* AIM OF THE TASK *
Below are some records. Count the lines with "JSON" in them and give nothing but the total.

* SUPPLIED ENTRIES *
** BEGIN **
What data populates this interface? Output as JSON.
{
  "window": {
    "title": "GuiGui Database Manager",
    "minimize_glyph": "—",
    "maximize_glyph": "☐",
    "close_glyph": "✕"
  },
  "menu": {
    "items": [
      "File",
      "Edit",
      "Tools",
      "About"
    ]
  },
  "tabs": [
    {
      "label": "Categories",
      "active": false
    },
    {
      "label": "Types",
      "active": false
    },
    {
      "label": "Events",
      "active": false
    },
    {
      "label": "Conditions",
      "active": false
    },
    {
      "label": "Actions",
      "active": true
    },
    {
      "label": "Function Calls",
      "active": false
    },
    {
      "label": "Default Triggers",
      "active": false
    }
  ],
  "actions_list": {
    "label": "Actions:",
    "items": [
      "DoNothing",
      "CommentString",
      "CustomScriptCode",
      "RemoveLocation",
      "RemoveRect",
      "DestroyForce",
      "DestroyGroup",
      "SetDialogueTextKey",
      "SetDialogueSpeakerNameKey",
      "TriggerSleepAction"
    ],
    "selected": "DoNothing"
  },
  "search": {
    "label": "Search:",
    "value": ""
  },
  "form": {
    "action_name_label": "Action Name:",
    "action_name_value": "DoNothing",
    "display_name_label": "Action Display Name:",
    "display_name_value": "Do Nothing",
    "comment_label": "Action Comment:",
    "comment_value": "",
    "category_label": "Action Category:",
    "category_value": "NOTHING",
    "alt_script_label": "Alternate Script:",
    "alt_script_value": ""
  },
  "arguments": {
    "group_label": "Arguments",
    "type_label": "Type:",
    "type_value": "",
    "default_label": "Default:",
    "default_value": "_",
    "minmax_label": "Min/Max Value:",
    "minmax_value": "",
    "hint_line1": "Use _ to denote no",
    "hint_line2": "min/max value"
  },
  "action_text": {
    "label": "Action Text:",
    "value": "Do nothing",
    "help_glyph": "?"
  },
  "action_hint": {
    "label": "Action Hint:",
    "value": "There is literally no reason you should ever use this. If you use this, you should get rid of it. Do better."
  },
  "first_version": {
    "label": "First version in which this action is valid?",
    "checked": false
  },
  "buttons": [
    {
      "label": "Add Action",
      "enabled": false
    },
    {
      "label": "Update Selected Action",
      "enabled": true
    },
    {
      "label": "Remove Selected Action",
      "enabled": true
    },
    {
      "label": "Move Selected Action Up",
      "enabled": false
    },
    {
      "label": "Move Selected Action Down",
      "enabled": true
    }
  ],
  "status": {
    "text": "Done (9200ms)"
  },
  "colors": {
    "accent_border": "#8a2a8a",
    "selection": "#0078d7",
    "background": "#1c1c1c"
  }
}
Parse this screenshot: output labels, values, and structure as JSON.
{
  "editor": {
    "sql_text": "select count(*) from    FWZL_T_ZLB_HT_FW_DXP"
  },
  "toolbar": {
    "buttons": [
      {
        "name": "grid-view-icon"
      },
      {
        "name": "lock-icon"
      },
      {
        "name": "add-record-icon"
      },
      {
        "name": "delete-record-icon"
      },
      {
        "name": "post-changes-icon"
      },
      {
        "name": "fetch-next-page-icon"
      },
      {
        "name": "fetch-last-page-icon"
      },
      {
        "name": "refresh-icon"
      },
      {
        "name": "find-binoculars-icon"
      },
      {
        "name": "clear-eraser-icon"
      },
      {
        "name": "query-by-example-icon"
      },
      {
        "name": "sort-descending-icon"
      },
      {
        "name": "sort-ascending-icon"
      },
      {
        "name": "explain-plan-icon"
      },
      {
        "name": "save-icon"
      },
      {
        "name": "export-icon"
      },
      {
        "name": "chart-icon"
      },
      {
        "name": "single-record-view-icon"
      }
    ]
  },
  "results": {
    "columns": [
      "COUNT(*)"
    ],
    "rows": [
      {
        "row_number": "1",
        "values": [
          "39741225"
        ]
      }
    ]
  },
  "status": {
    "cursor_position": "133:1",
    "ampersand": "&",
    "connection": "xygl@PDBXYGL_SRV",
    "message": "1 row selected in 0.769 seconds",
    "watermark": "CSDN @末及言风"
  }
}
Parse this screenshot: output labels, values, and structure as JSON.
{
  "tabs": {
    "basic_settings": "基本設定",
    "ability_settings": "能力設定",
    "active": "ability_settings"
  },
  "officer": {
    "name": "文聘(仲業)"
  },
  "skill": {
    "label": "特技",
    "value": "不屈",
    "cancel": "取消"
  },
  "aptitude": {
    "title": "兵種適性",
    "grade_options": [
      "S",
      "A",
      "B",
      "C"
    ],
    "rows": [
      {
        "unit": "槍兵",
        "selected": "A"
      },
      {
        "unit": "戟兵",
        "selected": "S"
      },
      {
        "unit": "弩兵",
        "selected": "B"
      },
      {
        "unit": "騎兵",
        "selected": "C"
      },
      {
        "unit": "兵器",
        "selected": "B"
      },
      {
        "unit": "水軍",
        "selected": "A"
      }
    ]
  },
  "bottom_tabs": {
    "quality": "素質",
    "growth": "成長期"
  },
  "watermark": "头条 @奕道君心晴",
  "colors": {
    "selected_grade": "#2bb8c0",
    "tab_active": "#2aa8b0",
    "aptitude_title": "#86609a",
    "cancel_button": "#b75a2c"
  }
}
** END **
** BEGIN **
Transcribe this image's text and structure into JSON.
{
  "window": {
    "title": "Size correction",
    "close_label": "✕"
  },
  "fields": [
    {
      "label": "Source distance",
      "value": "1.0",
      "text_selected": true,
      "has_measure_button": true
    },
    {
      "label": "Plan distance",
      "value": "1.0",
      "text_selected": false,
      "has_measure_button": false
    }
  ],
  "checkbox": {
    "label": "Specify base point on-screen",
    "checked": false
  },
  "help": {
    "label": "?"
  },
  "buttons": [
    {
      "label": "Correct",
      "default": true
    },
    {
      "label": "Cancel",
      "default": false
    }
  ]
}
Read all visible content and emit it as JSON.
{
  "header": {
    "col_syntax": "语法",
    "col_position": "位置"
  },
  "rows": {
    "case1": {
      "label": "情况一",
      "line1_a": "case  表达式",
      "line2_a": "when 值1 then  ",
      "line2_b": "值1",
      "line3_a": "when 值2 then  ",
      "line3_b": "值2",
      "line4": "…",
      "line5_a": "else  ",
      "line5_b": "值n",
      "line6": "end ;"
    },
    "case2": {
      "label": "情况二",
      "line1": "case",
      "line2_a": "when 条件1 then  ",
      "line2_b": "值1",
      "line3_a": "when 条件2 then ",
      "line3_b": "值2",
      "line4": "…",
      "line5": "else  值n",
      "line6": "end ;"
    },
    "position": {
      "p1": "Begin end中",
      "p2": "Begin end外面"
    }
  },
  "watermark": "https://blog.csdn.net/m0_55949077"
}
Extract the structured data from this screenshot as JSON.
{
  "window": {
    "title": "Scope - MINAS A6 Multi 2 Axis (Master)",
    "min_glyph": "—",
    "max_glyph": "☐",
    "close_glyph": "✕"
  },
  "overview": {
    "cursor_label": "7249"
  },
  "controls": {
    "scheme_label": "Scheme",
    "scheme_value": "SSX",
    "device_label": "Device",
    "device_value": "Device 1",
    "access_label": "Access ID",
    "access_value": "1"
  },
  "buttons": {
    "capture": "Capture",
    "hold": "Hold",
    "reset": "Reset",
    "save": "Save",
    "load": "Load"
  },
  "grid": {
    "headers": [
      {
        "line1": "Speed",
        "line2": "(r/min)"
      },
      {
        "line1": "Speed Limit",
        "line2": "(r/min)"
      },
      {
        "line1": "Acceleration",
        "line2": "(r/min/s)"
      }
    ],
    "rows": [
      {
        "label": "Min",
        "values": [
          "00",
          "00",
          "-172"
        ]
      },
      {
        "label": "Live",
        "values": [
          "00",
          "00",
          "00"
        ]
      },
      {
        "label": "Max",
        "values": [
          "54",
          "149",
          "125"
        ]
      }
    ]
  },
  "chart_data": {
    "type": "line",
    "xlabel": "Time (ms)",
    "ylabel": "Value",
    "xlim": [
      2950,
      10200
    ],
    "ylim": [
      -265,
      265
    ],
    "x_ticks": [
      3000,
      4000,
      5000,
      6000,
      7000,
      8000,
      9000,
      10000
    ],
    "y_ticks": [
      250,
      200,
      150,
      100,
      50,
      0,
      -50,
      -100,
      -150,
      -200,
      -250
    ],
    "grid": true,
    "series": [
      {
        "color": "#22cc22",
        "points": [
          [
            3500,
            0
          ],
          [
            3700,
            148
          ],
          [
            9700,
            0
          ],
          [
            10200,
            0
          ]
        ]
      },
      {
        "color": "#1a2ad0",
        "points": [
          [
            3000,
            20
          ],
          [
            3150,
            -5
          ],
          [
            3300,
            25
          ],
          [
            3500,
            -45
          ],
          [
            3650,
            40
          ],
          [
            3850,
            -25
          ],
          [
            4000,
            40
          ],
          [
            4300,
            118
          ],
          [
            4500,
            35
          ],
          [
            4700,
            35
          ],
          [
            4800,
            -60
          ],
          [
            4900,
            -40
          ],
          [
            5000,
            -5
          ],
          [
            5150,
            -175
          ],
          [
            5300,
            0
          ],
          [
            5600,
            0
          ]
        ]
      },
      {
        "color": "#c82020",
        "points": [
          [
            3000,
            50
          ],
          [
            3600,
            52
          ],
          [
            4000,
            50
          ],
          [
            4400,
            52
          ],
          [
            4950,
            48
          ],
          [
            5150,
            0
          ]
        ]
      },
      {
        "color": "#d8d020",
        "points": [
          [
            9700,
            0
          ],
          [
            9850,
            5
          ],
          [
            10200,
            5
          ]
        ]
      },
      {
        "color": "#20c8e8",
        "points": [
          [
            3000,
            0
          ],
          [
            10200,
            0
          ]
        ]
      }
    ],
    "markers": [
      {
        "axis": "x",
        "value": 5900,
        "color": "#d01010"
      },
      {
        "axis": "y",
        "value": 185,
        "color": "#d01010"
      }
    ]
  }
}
** END **
** BEGIN **
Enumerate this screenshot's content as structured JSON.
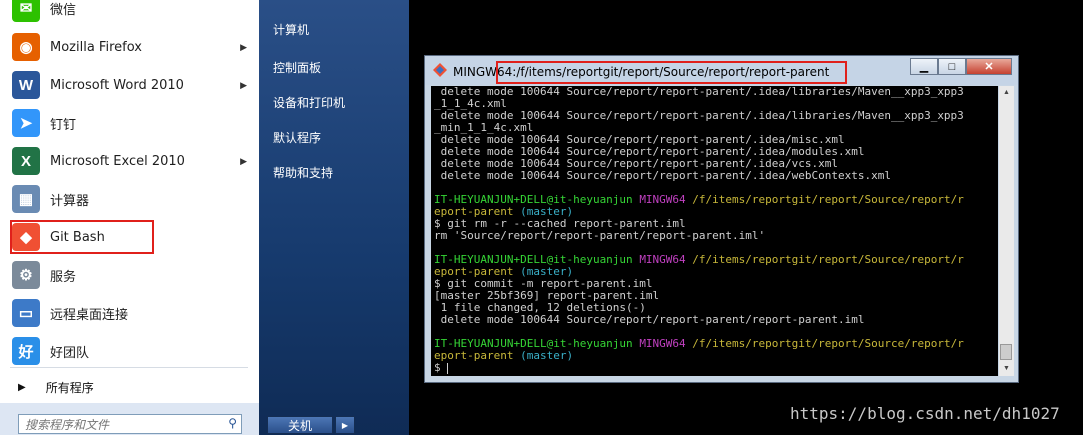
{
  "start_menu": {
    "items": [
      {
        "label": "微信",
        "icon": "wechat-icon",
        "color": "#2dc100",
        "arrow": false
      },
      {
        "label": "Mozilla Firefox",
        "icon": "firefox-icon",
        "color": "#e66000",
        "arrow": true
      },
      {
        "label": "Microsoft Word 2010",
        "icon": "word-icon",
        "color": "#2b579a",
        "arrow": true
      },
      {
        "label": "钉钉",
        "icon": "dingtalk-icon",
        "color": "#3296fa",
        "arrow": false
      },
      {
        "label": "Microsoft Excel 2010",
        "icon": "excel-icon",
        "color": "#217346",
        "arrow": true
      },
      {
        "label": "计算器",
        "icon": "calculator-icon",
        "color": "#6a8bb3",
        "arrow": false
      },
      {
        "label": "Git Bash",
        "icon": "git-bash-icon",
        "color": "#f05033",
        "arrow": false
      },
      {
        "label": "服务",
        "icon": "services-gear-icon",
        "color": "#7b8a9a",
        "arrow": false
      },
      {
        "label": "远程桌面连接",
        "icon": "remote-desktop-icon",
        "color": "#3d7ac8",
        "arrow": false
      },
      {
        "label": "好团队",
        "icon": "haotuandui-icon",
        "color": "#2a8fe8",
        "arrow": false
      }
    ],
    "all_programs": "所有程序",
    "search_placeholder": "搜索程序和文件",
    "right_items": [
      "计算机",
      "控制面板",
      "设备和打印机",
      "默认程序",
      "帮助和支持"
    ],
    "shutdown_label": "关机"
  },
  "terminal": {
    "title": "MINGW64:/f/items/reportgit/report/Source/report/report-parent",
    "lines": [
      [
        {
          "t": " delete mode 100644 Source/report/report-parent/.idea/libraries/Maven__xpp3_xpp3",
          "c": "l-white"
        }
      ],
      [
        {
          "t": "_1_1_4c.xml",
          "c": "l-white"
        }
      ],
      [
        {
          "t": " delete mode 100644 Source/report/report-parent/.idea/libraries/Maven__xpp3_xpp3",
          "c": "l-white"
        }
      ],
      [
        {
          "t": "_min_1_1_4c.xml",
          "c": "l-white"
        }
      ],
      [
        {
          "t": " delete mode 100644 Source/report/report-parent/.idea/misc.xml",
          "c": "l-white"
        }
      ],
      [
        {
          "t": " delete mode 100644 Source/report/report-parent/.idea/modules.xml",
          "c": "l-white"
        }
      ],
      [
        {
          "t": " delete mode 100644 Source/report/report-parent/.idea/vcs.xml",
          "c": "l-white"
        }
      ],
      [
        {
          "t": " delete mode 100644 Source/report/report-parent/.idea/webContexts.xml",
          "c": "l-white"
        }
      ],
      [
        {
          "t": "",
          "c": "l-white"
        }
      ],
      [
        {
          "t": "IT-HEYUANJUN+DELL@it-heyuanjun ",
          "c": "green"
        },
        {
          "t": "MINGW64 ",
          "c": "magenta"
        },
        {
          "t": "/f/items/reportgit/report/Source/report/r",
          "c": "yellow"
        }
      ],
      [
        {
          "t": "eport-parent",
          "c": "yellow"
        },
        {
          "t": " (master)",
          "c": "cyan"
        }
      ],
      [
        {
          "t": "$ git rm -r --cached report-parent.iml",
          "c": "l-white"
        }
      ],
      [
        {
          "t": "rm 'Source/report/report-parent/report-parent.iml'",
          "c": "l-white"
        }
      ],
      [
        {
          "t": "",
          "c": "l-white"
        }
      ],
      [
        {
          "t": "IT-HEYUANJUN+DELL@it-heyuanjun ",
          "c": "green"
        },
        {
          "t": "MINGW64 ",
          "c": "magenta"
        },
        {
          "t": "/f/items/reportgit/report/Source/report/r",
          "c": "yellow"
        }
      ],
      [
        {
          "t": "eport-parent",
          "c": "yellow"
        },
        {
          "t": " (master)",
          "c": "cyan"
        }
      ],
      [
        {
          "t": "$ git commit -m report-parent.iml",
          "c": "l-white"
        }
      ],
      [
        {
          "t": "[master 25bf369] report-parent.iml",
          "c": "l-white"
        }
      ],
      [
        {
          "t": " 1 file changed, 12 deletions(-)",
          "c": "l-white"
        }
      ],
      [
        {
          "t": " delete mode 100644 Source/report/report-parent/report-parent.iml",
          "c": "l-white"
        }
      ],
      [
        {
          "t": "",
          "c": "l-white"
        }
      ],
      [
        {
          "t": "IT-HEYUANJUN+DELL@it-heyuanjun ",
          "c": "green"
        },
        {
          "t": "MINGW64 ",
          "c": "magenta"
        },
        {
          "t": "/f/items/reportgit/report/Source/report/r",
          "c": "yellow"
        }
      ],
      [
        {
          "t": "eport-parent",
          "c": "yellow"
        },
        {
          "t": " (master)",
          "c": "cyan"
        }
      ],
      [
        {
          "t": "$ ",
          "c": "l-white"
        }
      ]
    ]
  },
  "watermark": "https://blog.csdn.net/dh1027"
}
** END **
* THE ANSWER *
7